# START OF EXCERPTED DATA

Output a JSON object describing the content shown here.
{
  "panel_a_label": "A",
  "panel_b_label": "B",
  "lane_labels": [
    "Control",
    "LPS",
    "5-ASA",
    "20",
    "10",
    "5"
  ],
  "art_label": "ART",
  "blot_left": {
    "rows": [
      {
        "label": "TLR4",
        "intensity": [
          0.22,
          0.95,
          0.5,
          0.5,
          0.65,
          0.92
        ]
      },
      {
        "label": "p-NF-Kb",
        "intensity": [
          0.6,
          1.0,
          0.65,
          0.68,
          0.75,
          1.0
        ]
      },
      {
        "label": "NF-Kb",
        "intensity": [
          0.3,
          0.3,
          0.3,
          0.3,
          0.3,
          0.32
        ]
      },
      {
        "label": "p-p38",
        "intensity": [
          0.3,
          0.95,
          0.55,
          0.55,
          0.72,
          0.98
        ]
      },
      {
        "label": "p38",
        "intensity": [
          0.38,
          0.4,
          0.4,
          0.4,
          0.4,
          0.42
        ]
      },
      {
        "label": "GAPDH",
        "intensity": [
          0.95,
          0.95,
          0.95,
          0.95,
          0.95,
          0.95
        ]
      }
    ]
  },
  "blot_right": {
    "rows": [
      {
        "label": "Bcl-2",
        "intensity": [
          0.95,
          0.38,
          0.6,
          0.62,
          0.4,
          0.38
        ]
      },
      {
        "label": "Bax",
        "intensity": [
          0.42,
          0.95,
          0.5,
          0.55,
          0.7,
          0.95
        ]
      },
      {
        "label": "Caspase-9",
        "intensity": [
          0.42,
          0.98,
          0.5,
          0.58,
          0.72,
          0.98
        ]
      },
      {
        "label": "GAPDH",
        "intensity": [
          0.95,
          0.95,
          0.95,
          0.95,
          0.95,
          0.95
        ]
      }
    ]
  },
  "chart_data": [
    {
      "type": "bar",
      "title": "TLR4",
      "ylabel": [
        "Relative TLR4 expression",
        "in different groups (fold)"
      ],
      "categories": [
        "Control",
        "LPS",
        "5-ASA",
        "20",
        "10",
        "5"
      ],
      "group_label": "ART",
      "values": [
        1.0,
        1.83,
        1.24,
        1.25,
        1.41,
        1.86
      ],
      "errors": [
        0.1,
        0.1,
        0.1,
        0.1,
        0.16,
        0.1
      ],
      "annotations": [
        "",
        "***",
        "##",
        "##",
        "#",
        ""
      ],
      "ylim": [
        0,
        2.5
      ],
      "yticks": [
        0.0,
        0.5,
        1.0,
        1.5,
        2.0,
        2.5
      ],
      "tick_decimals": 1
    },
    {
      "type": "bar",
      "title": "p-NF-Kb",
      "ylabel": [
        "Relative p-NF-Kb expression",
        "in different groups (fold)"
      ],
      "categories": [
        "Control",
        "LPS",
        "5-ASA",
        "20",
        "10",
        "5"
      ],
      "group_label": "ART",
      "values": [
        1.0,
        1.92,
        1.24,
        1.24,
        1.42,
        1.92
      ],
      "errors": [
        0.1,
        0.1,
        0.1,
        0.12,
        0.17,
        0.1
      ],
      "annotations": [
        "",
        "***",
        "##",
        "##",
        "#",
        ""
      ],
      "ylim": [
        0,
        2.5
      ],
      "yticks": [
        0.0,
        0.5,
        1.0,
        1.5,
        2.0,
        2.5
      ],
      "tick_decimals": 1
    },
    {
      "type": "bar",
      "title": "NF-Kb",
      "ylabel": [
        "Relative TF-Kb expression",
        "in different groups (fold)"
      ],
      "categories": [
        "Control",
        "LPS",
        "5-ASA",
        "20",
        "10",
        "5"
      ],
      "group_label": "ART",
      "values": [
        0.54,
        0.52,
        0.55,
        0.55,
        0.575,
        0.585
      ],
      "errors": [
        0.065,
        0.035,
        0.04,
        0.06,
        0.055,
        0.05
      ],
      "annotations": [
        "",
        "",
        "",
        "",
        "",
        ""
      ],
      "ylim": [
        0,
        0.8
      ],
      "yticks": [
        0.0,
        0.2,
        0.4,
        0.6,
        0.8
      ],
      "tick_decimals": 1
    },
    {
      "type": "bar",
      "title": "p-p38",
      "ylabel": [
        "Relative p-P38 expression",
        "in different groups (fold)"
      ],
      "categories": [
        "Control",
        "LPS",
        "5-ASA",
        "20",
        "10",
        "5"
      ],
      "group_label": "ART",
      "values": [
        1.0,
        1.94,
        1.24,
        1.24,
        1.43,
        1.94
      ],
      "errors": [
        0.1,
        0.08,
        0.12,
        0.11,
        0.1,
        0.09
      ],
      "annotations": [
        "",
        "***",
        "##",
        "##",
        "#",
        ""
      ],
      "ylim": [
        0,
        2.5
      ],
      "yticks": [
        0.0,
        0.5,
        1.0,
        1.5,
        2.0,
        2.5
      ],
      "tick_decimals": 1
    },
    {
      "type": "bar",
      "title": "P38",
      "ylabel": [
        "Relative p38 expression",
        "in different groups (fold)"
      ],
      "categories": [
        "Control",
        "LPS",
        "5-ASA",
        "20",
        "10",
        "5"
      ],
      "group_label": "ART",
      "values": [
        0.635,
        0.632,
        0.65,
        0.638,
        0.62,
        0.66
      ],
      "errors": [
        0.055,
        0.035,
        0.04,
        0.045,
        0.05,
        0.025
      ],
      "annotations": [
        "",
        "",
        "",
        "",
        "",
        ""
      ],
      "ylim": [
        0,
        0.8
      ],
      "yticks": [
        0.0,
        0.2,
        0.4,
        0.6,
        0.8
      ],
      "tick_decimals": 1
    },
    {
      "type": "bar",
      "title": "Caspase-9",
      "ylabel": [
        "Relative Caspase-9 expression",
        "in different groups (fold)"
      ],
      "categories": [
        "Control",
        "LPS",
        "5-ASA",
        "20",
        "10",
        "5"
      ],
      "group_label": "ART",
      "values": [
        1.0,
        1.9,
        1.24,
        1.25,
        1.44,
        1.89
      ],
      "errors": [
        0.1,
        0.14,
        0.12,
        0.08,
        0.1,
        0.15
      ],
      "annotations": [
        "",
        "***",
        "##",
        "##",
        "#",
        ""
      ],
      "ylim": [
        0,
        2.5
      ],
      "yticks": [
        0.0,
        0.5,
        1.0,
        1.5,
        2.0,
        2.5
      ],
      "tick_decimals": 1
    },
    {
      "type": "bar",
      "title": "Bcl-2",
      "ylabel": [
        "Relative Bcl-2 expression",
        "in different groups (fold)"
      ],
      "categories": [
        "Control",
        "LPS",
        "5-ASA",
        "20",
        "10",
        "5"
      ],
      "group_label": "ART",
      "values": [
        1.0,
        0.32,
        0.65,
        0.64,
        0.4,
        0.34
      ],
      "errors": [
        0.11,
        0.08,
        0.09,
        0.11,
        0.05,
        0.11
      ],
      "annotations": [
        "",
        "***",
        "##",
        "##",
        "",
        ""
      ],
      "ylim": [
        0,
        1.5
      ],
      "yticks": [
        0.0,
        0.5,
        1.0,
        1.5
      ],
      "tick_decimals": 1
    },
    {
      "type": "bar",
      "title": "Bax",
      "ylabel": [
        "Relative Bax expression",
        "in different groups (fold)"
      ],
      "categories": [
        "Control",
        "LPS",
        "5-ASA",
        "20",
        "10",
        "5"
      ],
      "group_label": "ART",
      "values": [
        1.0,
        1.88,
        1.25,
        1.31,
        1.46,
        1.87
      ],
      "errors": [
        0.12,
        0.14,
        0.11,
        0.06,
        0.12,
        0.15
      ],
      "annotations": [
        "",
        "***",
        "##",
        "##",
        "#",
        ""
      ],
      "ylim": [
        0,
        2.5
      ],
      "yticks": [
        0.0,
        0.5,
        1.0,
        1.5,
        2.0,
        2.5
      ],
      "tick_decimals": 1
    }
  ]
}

# END OF EXCERPTED DATA

● WHAT IS ASKED
Repeat every record, exactly as written.

● THE REPLY
Output a JSON object describing the content shown here.
{
  "panel_a_label": "A",
  "panel_b_label": "B",
  "lane_labels": [
    "Control",
    "LPS",
    "5-ASA",
    "20",
    "10",
    "5"
  ],
  "art_label": "ART",
  "blot_left": {
    "rows": [
      {
        "label": "TLR4",
        "intensity": [
          0.22,
          0.95,
          0.5,
          0.5,
          0.65,
          0.92
        ]
      },
      {
        "label": "p-NF-Kb",
        "intensity": [
          0.6,
          1.0,
          0.65,
          0.68,
          0.75,
          1.0
        ]
      },
      {
        "label": "NF-Kb",
        "intensity": [
          0.3,
          0.3,
          0.3,
          0.3,
          0.3,
          0.32
        ]
      },
      {
        "label": "p-p38",
        "intensity": [
          0.3,
          0.95,
          0.55,
          0.55,
          0.72,
          0.98
        ]
      },
      {
        "label": "p38",
        "intensity": [
          0.38,
          0.4,
          0.4,
          0.4,
          0.4,
          0.42
        ]
      },
      {
        "label": "GAPDH",
        "intensity": [
          0.95,
          0.95,
          0.95,
          0.95,
          0.95,
          0.95
        ]
      }
    ]
  },
  "blot_right": {
    "rows": [
      {
        "label": "Bcl-2",
        "intensity": [
          0.95,
          0.38,
          0.6,
          0.62,
          0.4,
          0.38
        ]
      },
      {
        "label": "Bax",
        "intensity": [
          0.42,
          0.95,
          0.5,
          0.55,
          0.7,
          0.95
        ]
      },
      {
        "label": "Caspase-9",
        "intensity": [
          0.42,
          0.98,
          0.5,
          0.58,
          0.72,
          0.98
        ]
      },
      {
        "label": "GAPDH",
        "intensity": [
          0.95,
          0.95,
          0.95,
          0.95,
          0.95,
          0.95
        ]
      }
    ]
  },
  "chart_data": [
    {
      "type": "bar",
      "title": "TLR4",
      "ylabel": [
        "Relative TLR4 expression",
        "in different groups (fold)"
      ],
      "categories": [
        "Control",
        "LPS",
        "5-ASA",
        "20",
        "10",
        "5"
      ],
      "group_label": "ART",
      "values": [
        1.0,
        1.83,
        1.24,
        1.25,
        1.41,
        1.86
      ],
      "errors": [
        0.1,
        0.1,
        0.1,
        0.1,
        0.16,
        0.1
      ],
      "annotations": [
        "",
        "***",
        "##",
        "##",
        "#",
        ""
      ],
      "ylim": [
        0,
        2.5
      ],
      "yticks": [
        0.0,
        0.5,
        1.0,
        1.5,
        2.0,
        2.5
      ],
      "tick_decimals": 1
    },
    {
      "type": "bar",
      "title": "p-NF-Kb",
      "ylabel": [
        "Relative p-NF-Kb expression",
        "in different groups (fold)"
      ],
      "categories": [
        "Control",
        "LPS",
        "5-ASA",
        "20",
        "10",
        "5"
      ],
      "group_label": "ART",
      "values": [
        1.0,
        1.92,
        1.24,
        1.24,
        1.42,
        1.92
      ],
      "errors": [
        0.1,
        0.1,
        0.1,
        0.12,
        0.17,
        0.1
      ],
      "annotations": [
        "",
        "***",
        "##",
        "##",
        "#",
        ""
      ],
      "ylim": [
        0,
        2.5
      ],
      "yticks": [
        0.0,
        0.5,
        1.0,
        1.5,
        2.0,
        2.5
      ],
      "tick_decimals": 1
    },
    {
      "type": "bar",
      "title": "NF-Kb",
      "ylabel": [
        "Relative TF-Kb expression",
        "in different groups (fold)"
      ],
      "categories": [
        "Control",
        "LPS",
        "5-ASA",
        "20",
        "10",
        "5"
      ],
      "group_label": "ART",
      "values": [
        0.54,
        0.52,
        0.55,
        0.55,
        0.575,
        0.585
      ],
      "errors": [
        0.065,
        0.035,
        0.04,
        0.06,
        0.055,
        0.05
      ],
      "annotations": [
        "",
        "",
        "",
        "",
        "",
        ""
      ],
      "ylim": [
        0,
        0.8
      ],
      "yticks": [
        0.0,
        0.2,
        0.4,
        0.6,
        0.8
      ],
      "tick_decimals": 1
    },
    {
      "type": "bar",
      "title": "p-p38",
      "ylabel": [
        "Relative p-P38 expression",
        "in different groups (fold)"
      ],
      "categories": [
        "Control",
        "LPS",
        "5-ASA",
        "20",
        "10",
        "5"
      ],
      "group_label": "ART",
      "values": [
        1.0,
        1.94,
        1.24,
        1.24,
        1.43,
        1.94
      ],
      "errors": [
        0.1,
        0.08,
        0.12,
        0.11,
        0.1,
        0.09
      ],
      "annotations": [
        "",
        "***",
        "##",
        "##",
        "#",
        ""
      ],
      "ylim": [
        0,
        2.5
      ],
      "yticks": [
        0.0,
        0.5,
        1.0,
        1.5,
        2.0,
        2.5
      ],
      "tick_decimals": 1
    },
    {
      "type": "bar",
      "title": "P38",
      "ylabel": [
        "Relative p38 expression",
        "in different groups (fold)"
      ],
      "categories": [
        "Control",
        "LPS",
        "5-ASA",
        "20",
        "10",
        "5"
      ],
      "group_label": "ART",
      "values": [
        0.635,
        0.632,
        0.65,
        0.638,
        0.62,
        0.66
      ],
      "errors": [
        0.055,
        0.035,
        0.04,
        0.045,
        0.05,
        0.025
      ],
      "annotations": [
        "",
        "",
        "",
        "",
        "",
        ""
      ],
      "ylim": [
        0,
        0.8
      ],
      "yticks": [
        0.0,
        0.2,
        0.4,
        0.6,
        0.8
      ],
      "tick_decimals": 1
    },
    {
      "type": "bar",
      "title": "Caspase-9",
      "ylabel": [
        "Relative Caspase-9 expression",
        "in different groups (fold)"
      ],
      "categories": [
        "Control",
        "LPS",
        "5-ASA",
        "20",
        "10",
        "5"
      ],
      "group_label": "ART",
      "values": [
        1.0,
        1.9,
        1.24,
        1.25,
        1.44,
        1.89
      ],
      "errors": [
        0.1,
        0.14,
        0.12,
        0.08,
        0.1,
        0.15
      ],
      "annotations": [
        "",
        "***",
        "##",
        "##",
        "#",
        ""
      ],
      "ylim": [
        0,
        2.5
      ],
      "yticks": [
        0.0,
        0.5,
        1.0,
        1.5,
        2.0,
        2.5
      ],
      "tick_decimals": 1
    },
    {
      "type": "bar",
      "title": "Bcl-2",
      "ylabel": [
        "Relative Bcl-2 expression",
        "in different groups (fold)"
      ],
      "categories": [
        "Control",
        "LPS",
        "5-ASA",
        "20",
        "10",
        "5"
      ],
      "group_label": "ART",
      "values": [
        1.0,
        0.32,
        0.65,
        0.64,
        0.4,
        0.34
      ],
      "errors": [
        0.11,
        0.08,
        0.09,
        0.11,
        0.05,
        0.11
      ],
      "annotations": [
        "",
        "***",
        "##",
        "##",
        "",
        ""
      ],
      "ylim": [
        0,
        1.5
      ],
      "yticks": [
        0.0,
        0.5,
        1.0,
        1.5
      ],
      "tick_decimals": 1
    },
    {
      "type": "bar",
      "title": "Bax",
      "ylabel": [
        "Relative Bax expression",
        "in different groups (fold)"
      ],
      "categories": [
        "Control",
        "LPS",
        "5-ASA",
        "20",
        "10",
        "5"
      ],
      "group_label": "ART",
      "values": [
        1.0,
        1.88,
        1.25,
        1.31,
        1.46,
        1.87
      ],
      "errors": [
        0.12,
        0.14,
        0.11,
        0.06,
        0.12,
        0.15
      ],
      "annotations": [
        "",
        "***",
        "##",
        "##",
        "#",
        ""
      ],
      "ylim": [
        0,
        2.5
      ],
      "yticks": [
        0.0,
        0.5,
        1.0,
        1.5,
        2.0,
        2.5
      ],
      "tick_decimals": 1
    }
  ]
}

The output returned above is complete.